> **What you should do**: Comb the records below for the string "ylabel" and copy each line where it turns up.
....................
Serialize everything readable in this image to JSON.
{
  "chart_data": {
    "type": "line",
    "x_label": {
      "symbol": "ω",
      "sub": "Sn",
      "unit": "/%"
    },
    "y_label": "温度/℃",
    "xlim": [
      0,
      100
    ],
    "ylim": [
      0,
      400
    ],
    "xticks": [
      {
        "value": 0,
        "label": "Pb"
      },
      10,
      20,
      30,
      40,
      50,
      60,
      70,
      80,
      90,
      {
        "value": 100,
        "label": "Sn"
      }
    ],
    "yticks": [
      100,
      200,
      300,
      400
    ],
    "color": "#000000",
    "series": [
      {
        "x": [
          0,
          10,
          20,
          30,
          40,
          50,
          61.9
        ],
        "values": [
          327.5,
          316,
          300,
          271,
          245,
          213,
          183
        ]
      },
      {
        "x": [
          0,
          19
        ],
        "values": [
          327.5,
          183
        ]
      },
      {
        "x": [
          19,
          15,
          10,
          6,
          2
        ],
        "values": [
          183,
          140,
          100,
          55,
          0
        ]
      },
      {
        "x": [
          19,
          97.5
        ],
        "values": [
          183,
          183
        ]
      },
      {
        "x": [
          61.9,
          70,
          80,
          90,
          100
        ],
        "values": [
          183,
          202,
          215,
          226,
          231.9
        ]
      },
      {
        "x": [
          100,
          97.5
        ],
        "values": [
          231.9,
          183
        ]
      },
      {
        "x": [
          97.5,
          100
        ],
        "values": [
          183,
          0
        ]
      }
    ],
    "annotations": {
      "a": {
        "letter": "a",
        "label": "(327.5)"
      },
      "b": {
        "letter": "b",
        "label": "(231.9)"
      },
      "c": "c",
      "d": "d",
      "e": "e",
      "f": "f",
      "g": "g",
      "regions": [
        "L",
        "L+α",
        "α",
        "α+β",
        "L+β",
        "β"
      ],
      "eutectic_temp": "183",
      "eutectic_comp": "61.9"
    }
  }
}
....................
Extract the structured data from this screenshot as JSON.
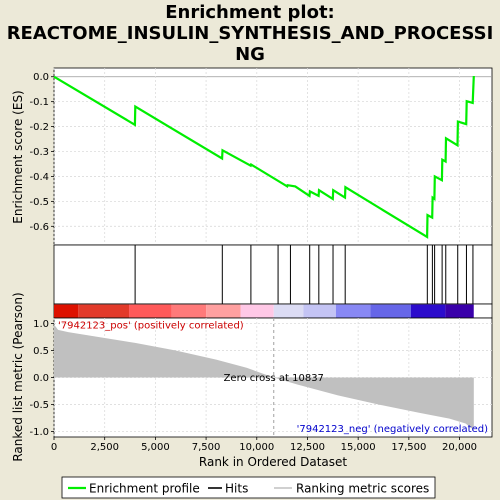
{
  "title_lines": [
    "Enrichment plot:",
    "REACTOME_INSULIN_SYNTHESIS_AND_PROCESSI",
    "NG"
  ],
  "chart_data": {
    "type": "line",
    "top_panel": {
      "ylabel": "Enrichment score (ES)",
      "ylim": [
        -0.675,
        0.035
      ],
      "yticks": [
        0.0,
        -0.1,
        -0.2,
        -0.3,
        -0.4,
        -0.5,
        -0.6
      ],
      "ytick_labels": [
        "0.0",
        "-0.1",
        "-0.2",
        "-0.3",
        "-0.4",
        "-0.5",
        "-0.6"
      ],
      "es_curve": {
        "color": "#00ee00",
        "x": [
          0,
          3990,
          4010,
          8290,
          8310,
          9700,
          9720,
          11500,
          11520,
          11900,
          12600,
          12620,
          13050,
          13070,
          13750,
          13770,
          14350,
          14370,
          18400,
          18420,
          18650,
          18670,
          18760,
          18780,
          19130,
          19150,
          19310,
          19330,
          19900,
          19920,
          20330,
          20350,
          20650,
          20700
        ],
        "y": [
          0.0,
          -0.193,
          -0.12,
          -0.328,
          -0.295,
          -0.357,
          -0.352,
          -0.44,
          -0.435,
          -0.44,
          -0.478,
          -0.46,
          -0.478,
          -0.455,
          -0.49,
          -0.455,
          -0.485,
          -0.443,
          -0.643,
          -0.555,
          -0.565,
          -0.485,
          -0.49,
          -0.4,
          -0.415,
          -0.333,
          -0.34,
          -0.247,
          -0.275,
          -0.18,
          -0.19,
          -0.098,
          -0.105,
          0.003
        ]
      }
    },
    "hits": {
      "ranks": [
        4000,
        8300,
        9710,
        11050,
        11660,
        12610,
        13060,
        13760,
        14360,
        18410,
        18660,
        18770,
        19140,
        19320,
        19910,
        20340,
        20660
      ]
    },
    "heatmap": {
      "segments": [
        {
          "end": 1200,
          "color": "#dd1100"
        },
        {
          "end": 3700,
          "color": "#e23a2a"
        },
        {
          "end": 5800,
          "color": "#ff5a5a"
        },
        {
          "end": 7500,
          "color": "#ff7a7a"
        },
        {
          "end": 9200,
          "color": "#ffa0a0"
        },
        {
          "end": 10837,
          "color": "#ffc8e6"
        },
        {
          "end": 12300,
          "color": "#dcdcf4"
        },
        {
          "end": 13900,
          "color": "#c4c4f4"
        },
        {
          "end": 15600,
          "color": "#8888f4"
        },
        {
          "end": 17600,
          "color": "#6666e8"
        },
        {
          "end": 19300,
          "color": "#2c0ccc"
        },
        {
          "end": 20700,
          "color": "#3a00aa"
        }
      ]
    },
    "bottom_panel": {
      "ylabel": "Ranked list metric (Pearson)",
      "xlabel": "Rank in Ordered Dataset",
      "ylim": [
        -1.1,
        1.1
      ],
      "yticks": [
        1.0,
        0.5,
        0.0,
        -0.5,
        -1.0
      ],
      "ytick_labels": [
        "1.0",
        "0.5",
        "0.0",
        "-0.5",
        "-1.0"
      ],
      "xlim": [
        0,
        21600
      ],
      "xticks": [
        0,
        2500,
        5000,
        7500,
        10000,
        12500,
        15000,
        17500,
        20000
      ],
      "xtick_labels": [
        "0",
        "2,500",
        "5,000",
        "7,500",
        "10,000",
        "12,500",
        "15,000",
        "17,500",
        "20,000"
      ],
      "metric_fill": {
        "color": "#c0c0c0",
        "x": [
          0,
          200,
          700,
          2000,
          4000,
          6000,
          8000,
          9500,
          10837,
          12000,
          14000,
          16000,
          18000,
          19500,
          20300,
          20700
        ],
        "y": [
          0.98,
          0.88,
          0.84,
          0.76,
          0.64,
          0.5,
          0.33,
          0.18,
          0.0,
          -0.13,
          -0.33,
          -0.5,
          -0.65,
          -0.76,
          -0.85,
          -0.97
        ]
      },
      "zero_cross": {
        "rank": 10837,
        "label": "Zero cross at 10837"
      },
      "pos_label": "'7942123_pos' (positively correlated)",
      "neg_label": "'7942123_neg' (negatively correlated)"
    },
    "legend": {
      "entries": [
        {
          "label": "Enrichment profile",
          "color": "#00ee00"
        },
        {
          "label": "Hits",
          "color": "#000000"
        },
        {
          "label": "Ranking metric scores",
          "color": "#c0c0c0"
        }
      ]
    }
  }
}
....................
> **Answer in full**:
      "ylabel": "Enrichment score (ES)",
      "ylabel": "Ranked list metric (Pearson)",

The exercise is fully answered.